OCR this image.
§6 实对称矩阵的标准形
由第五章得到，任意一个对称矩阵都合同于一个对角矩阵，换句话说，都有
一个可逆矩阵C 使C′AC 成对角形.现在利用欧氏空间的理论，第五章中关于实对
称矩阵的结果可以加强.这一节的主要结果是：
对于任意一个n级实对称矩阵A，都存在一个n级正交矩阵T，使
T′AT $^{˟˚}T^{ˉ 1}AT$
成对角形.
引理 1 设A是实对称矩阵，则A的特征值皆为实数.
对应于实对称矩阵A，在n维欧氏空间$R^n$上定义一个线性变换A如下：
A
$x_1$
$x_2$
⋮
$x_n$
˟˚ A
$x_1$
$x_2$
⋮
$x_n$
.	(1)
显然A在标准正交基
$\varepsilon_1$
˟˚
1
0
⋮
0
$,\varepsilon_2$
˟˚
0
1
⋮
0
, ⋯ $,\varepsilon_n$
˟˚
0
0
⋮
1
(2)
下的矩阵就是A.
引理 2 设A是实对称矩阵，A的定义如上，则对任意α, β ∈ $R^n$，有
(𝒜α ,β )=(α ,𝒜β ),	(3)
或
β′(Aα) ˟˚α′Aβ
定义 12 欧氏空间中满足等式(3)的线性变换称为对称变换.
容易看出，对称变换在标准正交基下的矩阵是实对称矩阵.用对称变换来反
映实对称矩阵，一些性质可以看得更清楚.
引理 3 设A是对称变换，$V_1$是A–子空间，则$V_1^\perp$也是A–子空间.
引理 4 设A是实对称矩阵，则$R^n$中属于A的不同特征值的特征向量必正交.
————————
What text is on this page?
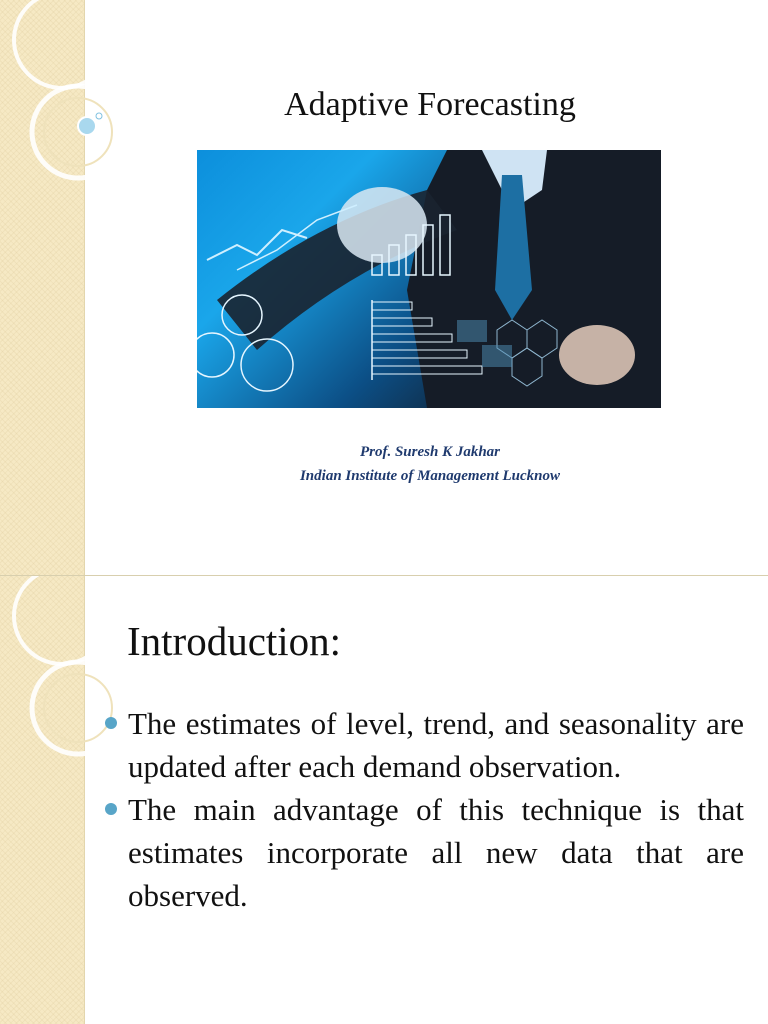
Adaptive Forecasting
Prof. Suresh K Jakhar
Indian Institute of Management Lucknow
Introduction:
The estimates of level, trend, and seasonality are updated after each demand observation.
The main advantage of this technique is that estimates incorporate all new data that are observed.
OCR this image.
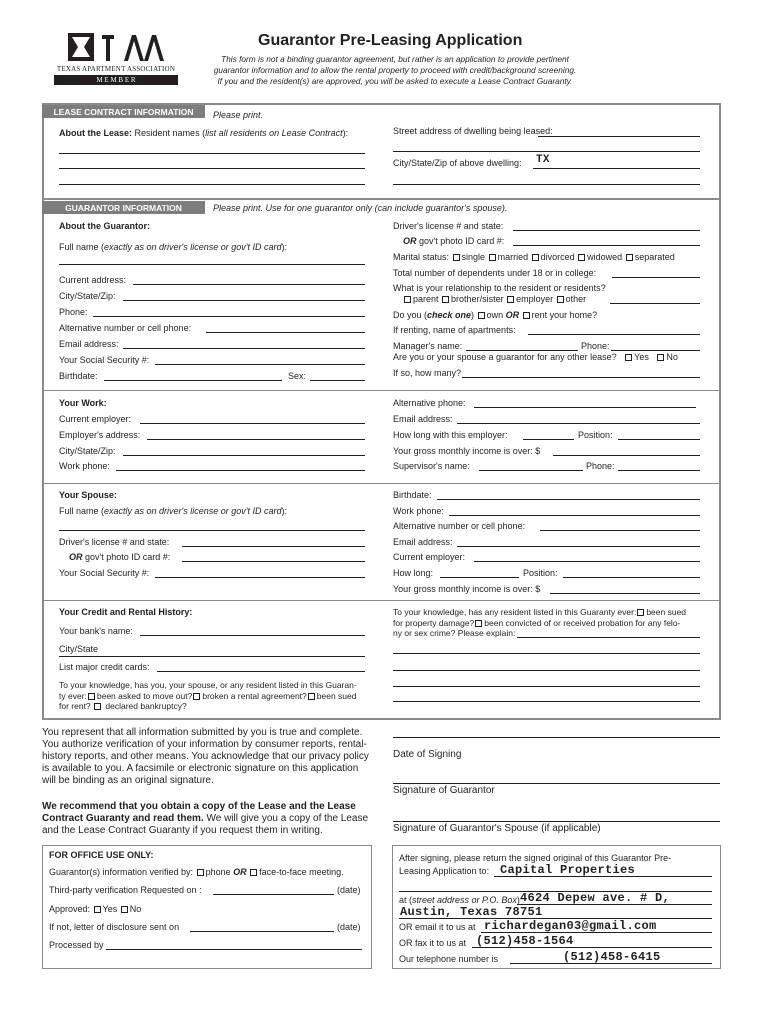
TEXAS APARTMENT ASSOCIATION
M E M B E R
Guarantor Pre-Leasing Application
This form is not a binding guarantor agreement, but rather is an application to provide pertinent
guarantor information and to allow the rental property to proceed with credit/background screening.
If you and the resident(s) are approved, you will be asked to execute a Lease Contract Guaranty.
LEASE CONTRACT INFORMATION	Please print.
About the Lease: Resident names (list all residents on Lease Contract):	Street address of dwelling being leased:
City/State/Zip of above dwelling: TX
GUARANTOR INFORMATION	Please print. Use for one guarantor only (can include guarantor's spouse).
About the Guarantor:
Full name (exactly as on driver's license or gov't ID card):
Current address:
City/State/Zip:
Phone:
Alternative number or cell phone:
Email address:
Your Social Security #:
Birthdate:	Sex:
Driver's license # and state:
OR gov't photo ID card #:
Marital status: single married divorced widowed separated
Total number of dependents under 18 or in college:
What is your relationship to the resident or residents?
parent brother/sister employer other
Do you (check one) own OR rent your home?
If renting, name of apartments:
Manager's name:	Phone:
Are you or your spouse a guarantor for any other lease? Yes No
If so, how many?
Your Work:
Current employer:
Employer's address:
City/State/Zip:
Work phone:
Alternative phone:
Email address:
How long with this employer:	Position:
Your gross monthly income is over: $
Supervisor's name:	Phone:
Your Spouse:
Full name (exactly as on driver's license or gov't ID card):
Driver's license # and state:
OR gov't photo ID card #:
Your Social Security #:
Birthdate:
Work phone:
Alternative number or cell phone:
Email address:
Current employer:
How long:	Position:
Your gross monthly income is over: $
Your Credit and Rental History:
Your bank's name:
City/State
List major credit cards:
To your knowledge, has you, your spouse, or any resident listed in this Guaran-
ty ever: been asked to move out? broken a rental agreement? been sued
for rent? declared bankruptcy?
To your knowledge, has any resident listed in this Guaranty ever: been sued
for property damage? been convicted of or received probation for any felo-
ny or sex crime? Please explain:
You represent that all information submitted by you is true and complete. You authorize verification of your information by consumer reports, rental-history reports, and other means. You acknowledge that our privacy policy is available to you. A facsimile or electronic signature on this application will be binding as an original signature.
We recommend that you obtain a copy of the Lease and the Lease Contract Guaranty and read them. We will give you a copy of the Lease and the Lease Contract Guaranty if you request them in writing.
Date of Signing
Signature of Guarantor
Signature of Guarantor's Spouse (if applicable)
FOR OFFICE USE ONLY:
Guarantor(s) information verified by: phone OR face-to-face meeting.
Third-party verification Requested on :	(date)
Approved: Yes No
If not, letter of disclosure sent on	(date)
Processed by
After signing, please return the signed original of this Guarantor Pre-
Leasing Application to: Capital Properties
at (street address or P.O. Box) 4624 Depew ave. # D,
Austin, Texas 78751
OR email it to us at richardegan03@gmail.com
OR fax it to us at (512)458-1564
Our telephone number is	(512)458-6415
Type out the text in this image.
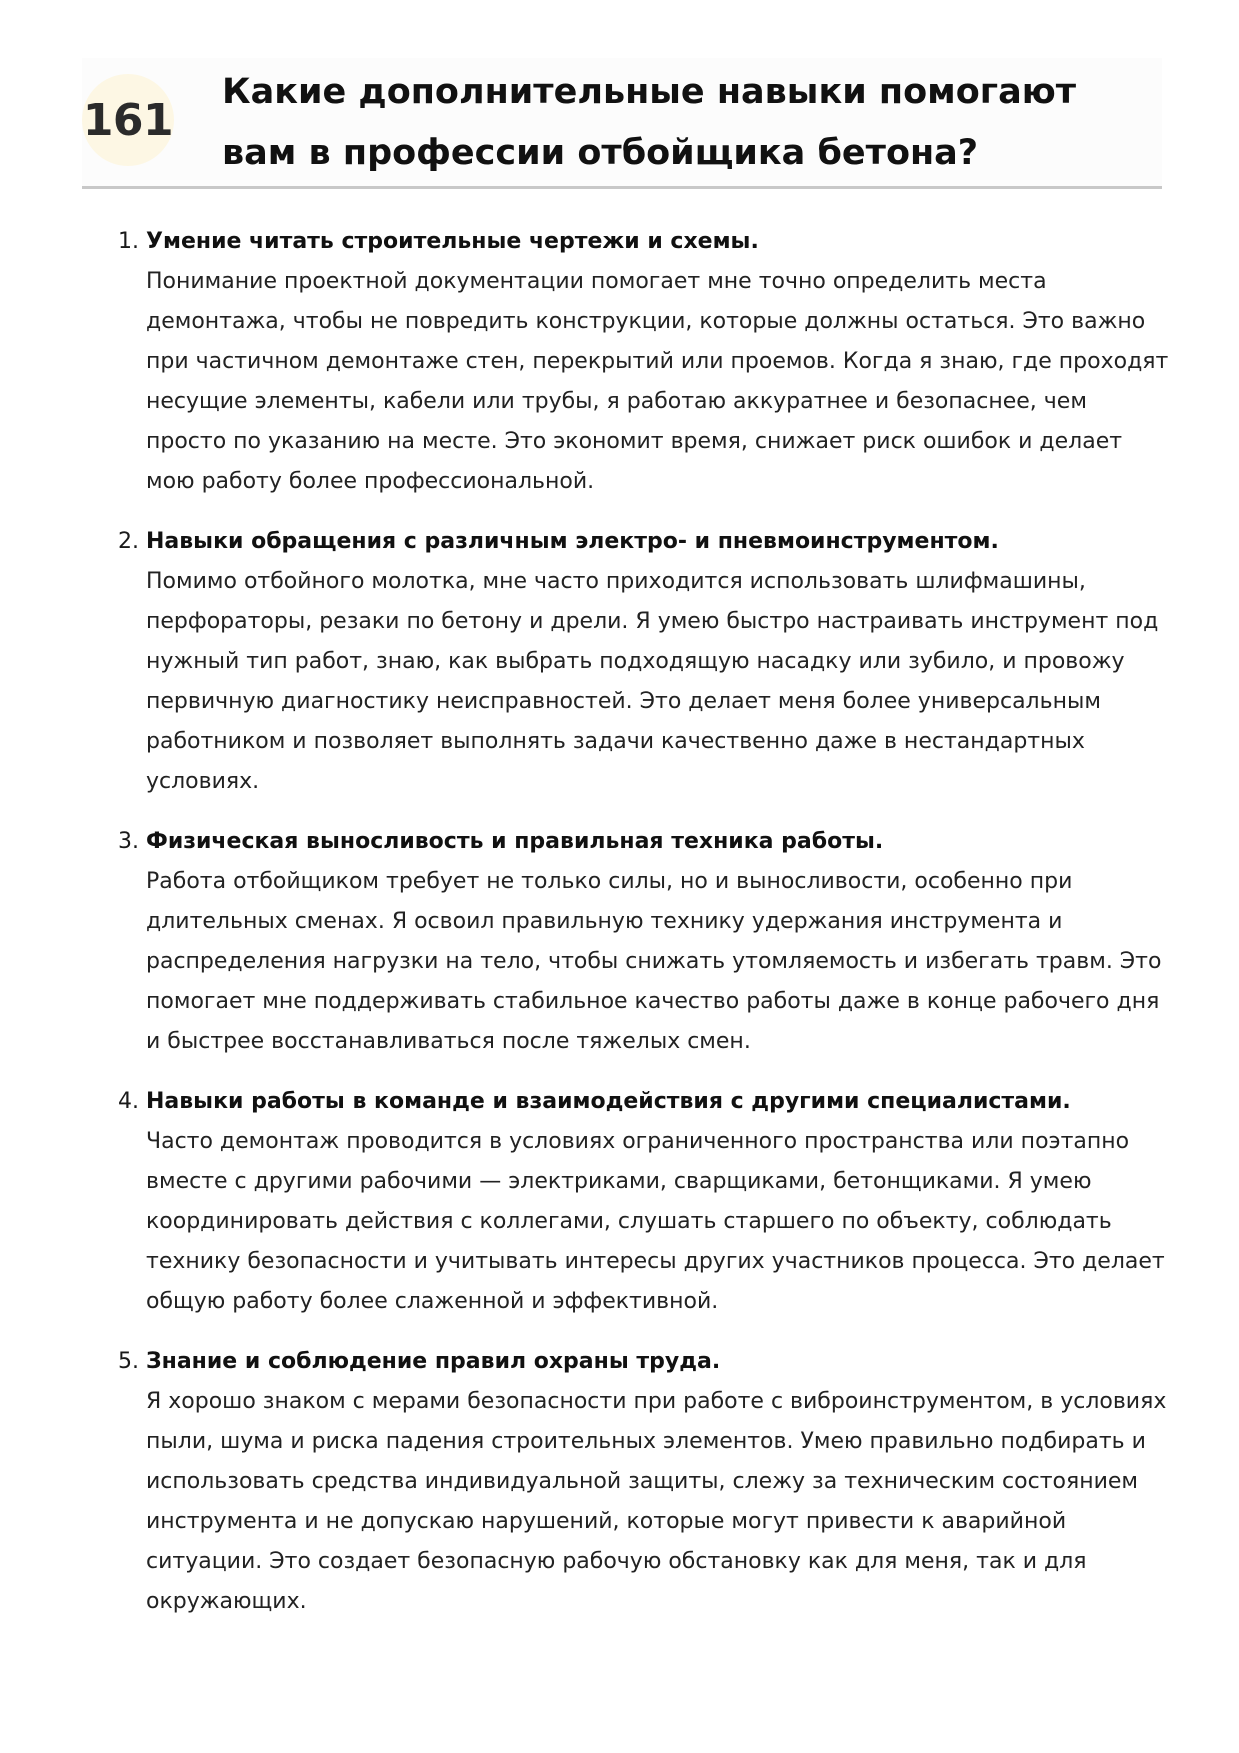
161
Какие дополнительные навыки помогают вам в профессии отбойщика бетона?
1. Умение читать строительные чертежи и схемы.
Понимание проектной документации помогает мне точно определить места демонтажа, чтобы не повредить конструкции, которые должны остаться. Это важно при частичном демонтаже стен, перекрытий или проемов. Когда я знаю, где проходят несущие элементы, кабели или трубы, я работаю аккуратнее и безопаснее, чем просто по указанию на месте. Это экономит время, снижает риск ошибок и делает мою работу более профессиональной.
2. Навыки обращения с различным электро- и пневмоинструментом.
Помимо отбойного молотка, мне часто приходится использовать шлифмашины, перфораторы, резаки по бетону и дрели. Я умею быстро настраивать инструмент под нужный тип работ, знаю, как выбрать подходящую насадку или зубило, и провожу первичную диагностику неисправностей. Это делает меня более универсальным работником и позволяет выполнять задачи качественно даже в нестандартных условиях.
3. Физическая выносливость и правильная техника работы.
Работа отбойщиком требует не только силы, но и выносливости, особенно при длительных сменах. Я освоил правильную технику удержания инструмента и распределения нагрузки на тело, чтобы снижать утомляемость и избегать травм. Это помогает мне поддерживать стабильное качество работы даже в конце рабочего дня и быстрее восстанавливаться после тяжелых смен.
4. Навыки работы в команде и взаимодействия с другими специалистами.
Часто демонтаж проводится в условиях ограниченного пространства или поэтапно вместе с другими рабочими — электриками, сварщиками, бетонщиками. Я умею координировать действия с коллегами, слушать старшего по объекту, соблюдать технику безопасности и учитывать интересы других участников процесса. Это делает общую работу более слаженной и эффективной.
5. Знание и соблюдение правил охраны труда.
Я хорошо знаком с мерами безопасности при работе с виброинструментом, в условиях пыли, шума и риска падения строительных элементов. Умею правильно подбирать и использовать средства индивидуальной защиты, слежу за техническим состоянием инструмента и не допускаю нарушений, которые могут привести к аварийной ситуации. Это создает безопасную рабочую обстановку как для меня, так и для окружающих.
————————
For the listing above, identify each line bearing "asked".

If you and the resident(s) are approved, you will be asked to execute a Lease Contract Guaranty.
ty ever: been asked to move out? broken a rental agreement? been sued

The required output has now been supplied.